#### [WHAT THE EXERCISE ASKS]
In the records below, tally every line containing "encuentran". Report only the total.

-- start SUPPLIED ENTRIES --

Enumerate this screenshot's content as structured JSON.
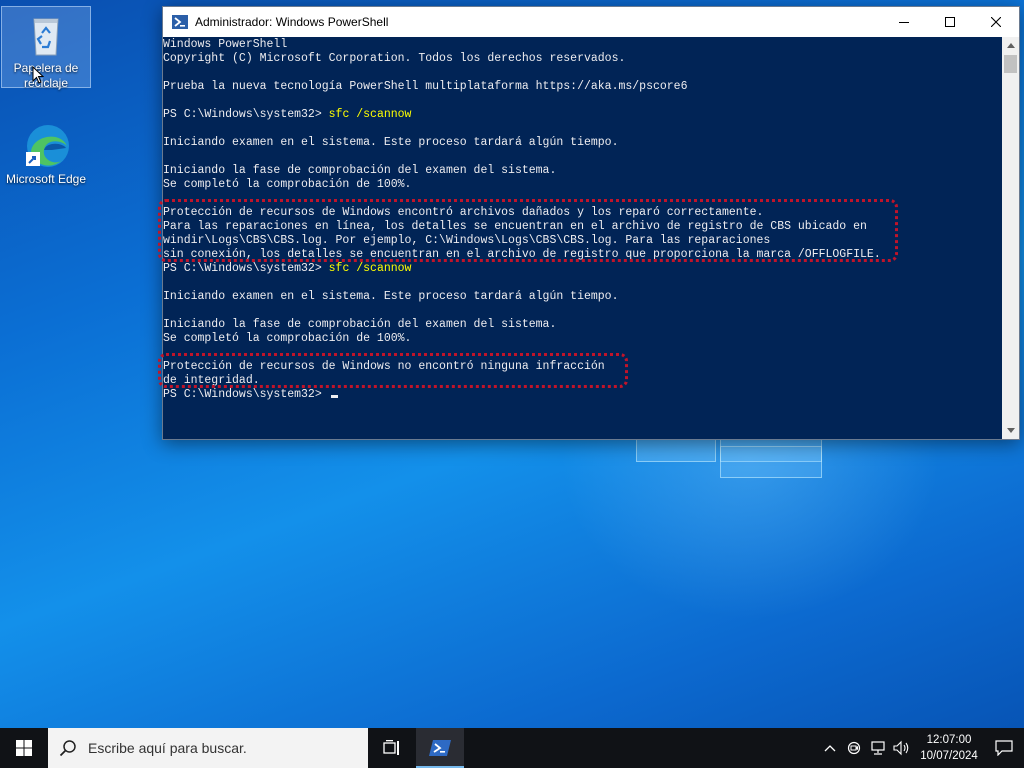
{
  "desktop": {
    "icons": [
      {
        "label": "Papelera de reciclaje"
      },
      {
        "label": "Microsoft Edge"
      }
    ]
  },
  "window": {
    "title": "Administrador: Windows PowerShell",
    "console_lines": [
      {
        "text": "Windows PowerShell"
      },
      {
        "text": "Copyright (C) Microsoft Corporation. Todos los derechos reservados."
      },
      {
        "text": ""
      },
      {
        "text": "Prueba la nueva tecnología PowerShell multiplataforma https://aka.ms/pscore6"
      },
      {
        "text": ""
      },
      {
        "prompt": "PS C:\\Windows\\system32> ",
        "command": "sfc /scannow"
      },
      {
        "text": ""
      },
      {
        "text": "Iniciando examen en el sistema. Este proceso tardará algún tiempo."
      },
      {
        "text": ""
      },
      {
        "text": "Iniciando la fase de comprobación del examen del sistema."
      },
      {
        "text": "Se completó la comprobación de 100%."
      },
      {
        "text": ""
      },
      {
        "text": "Protección de recursos de Windows encontró archivos dañados y los reparó correctamente."
      },
      {
        "text": "Para las reparaciones en línea, los detalles se encuentran en el archivo de registro de CBS ubicado en"
      },
      {
        "text": "windir\\Logs\\CBS\\CBS.log. Por ejemplo, C:\\Windows\\Logs\\CBS\\CBS.log. Para las reparaciones"
      },
      {
        "text": "sin conexión, los detalles se encuentran en el archivo de registro que proporciona la marca /OFFLOGFILE."
      },
      {
        "prompt": "PS C:\\Windows\\system32> ",
        "command": "sfc /scannow"
      },
      {
        "text": ""
      },
      {
        "text": "Iniciando examen en el sistema. Este proceso tardará algún tiempo."
      },
      {
        "text": ""
      },
      {
        "text": "Iniciando la fase de comprobación del examen del sistema."
      },
      {
        "text": "Se completó la comprobación de 100%."
      },
      {
        "text": ""
      },
      {
        "text": "Protección de recursos de Windows no encontró ninguna infracción"
      },
      {
        "text": "de integridad."
      },
      {
        "prompt": "PS C:\\Windows\\system32> ",
        "command": "",
        "cursor": true
      }
    ]
  },
  "taskbar": {
    "search_placeholder": "Escribe aquí para buscar.",
    "time": "12:07:00",
    "date": "10/07/2024"
  },
  "colors": {
    "console_bg": "#012456",
    "console_text": "#eeedf0",
    "command_text": "#ffff00",
    "highlight": "#c0142a"
  }
}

-- end SUPPLIED ENTRIES --

#### [WORKED SOLUTION]
2